## Document excerpt
----
As always, I’m happy to be spending one more “big day” on WordPress with any and all who stumble across my small portion of the internet. We’re seven years in and I still feel like I’m just getting warmed up.

Back in my swivel chair…

Today was not an unmitigated success. There were no meetings and, if I’m honest, that goes a long way towards making a day more tolerable if nothing else. Then there was the great cleaning of the inbox. Clearing out near 300 backlogged messages that had no hope of being answered felt like a win… until I then was left to ponder the hundred or so that remained and actually needed some kind of answer. I spent way more of the day plowing through those than I want to think about. The amount of time wasted on email would be spectacular if anyone ever bothered to add it all up. They won’t, of course, because no one really wants to know the answer for fear they may have to do something to make that number more reasonable.
----
## Apply what you read
A – List every count of years or of email messages that the workday excerpt gives, using its wording.
B – Reproduce everything in the workday excerpt from "Back in my swivel chair…" down to "number more reasonable.".

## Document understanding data
----
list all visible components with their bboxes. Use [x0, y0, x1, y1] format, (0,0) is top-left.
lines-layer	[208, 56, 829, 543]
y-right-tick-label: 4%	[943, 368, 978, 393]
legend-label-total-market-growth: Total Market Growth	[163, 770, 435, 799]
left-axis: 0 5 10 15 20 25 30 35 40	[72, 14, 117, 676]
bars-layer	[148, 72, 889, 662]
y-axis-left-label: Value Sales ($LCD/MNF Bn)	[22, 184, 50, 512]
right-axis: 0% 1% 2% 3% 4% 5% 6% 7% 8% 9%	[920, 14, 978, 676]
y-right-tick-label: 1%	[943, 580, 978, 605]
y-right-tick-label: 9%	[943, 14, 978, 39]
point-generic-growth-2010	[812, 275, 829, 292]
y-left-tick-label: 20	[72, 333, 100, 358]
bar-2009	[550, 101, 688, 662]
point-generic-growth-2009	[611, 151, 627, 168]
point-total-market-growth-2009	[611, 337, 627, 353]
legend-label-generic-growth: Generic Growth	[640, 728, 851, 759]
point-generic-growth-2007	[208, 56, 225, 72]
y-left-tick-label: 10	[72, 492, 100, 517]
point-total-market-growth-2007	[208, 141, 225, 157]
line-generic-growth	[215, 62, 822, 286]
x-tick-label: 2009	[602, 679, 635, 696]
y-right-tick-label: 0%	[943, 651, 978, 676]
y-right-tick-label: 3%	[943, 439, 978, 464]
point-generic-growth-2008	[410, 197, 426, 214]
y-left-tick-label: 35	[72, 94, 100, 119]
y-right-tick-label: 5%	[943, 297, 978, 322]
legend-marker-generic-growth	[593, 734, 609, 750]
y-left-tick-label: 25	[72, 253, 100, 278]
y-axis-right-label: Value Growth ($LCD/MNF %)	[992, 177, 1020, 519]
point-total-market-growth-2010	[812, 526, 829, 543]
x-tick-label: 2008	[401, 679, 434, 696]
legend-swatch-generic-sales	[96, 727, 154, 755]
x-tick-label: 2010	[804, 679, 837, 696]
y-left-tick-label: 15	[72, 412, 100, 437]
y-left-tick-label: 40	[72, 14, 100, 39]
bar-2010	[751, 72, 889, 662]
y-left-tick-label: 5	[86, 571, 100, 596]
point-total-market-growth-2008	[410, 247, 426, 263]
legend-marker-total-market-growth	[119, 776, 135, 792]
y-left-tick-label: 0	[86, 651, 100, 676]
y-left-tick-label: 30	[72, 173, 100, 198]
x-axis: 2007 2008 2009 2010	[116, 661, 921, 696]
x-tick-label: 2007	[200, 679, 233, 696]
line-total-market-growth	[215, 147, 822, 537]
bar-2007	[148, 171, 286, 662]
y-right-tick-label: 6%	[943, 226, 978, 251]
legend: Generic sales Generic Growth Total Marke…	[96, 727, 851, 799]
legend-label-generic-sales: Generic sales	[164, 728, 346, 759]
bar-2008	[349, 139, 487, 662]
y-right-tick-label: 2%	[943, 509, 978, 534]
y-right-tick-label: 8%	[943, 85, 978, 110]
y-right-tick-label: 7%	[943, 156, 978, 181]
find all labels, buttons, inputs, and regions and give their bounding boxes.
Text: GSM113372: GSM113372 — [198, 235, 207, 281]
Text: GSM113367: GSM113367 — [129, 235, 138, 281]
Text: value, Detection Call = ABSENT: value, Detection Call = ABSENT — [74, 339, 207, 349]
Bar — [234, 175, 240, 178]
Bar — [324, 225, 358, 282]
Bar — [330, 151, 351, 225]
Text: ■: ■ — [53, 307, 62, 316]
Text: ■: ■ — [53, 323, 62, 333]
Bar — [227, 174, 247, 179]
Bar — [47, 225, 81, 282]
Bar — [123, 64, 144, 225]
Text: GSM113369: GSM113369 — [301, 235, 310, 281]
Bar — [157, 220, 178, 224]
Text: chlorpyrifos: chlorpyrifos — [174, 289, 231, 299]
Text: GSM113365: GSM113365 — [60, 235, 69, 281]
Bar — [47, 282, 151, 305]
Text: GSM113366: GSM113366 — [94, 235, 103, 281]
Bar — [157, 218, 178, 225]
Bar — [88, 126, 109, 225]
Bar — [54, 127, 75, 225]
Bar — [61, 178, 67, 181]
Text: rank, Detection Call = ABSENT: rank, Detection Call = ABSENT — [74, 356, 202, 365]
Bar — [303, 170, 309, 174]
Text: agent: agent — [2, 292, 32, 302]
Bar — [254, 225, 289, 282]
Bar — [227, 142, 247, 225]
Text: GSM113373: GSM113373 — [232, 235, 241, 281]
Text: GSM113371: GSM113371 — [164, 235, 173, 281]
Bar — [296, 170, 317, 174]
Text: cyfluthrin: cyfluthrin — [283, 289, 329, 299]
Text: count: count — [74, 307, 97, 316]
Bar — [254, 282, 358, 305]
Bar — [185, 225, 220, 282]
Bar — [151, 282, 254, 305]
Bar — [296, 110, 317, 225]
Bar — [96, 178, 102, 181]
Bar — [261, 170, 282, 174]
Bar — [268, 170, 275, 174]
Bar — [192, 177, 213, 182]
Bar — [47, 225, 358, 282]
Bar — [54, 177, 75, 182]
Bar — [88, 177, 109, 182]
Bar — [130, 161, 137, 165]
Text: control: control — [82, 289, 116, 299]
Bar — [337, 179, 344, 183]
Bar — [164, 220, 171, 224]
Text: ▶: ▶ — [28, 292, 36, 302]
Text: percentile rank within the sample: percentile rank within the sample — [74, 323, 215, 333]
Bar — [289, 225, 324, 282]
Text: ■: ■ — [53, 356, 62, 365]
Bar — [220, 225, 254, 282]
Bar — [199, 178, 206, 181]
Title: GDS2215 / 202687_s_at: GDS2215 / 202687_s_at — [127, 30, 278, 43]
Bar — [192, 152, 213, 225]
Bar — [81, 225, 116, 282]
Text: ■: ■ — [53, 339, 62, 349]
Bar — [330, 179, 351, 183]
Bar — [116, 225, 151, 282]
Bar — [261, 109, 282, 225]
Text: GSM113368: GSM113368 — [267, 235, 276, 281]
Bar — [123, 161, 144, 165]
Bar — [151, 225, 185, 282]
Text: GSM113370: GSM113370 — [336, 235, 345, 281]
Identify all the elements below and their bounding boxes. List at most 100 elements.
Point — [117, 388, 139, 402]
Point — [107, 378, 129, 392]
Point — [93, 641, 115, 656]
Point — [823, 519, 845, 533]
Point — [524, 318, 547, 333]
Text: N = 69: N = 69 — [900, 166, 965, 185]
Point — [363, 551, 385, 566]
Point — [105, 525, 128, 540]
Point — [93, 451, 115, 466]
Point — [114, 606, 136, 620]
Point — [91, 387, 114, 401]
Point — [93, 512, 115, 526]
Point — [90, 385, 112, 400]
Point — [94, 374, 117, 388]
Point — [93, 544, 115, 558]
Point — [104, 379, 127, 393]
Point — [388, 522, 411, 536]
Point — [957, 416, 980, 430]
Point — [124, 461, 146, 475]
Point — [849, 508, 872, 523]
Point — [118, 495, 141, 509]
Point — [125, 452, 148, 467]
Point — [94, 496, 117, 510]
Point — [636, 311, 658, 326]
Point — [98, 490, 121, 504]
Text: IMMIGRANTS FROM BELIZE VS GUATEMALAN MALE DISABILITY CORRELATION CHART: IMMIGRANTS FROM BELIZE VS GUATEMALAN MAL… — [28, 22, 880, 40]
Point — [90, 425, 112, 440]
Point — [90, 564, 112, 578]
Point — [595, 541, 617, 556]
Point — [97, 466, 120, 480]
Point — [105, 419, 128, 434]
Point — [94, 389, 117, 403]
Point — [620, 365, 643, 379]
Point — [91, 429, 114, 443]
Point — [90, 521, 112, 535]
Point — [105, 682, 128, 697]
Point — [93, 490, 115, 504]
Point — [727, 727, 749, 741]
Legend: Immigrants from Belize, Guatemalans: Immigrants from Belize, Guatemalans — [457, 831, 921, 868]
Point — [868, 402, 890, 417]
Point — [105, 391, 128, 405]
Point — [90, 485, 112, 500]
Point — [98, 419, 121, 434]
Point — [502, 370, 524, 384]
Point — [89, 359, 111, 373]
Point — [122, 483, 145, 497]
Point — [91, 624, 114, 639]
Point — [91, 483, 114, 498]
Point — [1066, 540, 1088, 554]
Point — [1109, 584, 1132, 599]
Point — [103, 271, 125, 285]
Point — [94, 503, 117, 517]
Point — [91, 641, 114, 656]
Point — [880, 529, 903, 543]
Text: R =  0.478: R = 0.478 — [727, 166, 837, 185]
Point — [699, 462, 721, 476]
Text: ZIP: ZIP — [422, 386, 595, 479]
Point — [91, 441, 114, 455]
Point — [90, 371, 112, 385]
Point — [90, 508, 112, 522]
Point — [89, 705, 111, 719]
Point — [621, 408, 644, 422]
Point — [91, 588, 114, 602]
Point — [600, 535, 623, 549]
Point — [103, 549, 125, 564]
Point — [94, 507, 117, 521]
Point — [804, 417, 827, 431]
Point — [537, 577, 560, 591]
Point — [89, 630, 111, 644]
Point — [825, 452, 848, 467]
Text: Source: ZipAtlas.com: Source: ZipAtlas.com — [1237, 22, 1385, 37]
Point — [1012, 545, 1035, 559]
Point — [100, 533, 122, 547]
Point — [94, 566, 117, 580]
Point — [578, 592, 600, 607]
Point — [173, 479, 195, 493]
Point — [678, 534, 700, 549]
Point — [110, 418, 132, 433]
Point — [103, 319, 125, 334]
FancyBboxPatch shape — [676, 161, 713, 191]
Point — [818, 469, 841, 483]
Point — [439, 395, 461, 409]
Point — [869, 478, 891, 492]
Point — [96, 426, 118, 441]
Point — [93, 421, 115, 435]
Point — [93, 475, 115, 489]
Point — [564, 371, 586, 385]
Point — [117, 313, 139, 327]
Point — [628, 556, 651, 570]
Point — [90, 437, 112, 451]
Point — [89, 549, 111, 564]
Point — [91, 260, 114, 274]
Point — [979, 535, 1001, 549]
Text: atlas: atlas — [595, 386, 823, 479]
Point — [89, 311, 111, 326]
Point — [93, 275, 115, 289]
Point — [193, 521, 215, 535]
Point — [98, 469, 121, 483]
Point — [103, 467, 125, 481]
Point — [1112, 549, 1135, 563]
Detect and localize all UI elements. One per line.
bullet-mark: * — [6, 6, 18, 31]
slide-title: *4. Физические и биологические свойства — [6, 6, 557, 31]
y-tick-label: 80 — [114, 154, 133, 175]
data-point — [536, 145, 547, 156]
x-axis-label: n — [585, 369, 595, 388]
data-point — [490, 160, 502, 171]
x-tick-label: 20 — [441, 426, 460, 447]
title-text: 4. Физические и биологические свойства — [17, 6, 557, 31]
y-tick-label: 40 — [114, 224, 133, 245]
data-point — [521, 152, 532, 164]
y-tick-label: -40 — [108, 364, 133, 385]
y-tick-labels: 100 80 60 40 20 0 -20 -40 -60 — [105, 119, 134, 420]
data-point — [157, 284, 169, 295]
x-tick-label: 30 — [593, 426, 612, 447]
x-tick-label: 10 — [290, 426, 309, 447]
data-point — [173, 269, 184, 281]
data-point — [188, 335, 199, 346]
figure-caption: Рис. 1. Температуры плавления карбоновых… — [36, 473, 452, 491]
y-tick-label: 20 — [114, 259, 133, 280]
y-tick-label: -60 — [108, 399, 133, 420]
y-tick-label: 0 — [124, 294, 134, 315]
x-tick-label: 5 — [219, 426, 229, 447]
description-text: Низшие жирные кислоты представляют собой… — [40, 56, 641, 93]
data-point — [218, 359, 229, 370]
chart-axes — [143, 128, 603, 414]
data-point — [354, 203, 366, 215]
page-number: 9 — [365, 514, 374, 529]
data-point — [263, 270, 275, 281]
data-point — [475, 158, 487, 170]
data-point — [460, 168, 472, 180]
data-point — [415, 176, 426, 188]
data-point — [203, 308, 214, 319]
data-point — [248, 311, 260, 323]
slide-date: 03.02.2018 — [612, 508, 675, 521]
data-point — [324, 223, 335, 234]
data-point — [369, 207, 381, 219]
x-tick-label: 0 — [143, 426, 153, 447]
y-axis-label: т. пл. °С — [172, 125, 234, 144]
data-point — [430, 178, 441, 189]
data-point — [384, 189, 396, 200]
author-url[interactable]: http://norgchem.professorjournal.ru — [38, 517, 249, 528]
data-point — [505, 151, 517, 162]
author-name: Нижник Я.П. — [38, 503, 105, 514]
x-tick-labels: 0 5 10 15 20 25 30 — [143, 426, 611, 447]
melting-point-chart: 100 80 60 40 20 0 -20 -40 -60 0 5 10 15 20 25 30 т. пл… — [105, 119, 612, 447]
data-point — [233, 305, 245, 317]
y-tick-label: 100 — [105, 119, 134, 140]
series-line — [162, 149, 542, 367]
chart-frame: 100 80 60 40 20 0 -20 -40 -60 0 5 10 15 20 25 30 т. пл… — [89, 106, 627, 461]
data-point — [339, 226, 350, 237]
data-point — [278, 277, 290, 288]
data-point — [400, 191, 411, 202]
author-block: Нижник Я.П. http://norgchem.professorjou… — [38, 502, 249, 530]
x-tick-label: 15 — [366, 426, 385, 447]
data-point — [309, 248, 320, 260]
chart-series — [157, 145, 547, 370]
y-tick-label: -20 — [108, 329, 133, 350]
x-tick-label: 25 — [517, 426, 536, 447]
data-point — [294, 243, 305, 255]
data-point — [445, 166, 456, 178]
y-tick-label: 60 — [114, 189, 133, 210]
----
## Exercise answers
A –
- seven years
- near 300 backlogged messages
- the hundred or so that remained

B –
Back in my swivel chair…

Today was not an unmitigated success. There were no meetings and, if I’m honest, that goes a long way towards making a day more tolerable if nothing else. Then there was the great cleaning of the inbox. Clearing out near 300 backlogged messages that had no hope of being answered felt like a win… until I then was left to ponder the hundred or so that remained and actually needed some kind of answer. I spent way more of the day plowing through those than I want to think about. The amount of time wasted on email would be spectacular if anyone ever bothered to add it all up. They won’t, of course, because no one really wants to know the answer for fear they may have to do something to make that number more reasonable.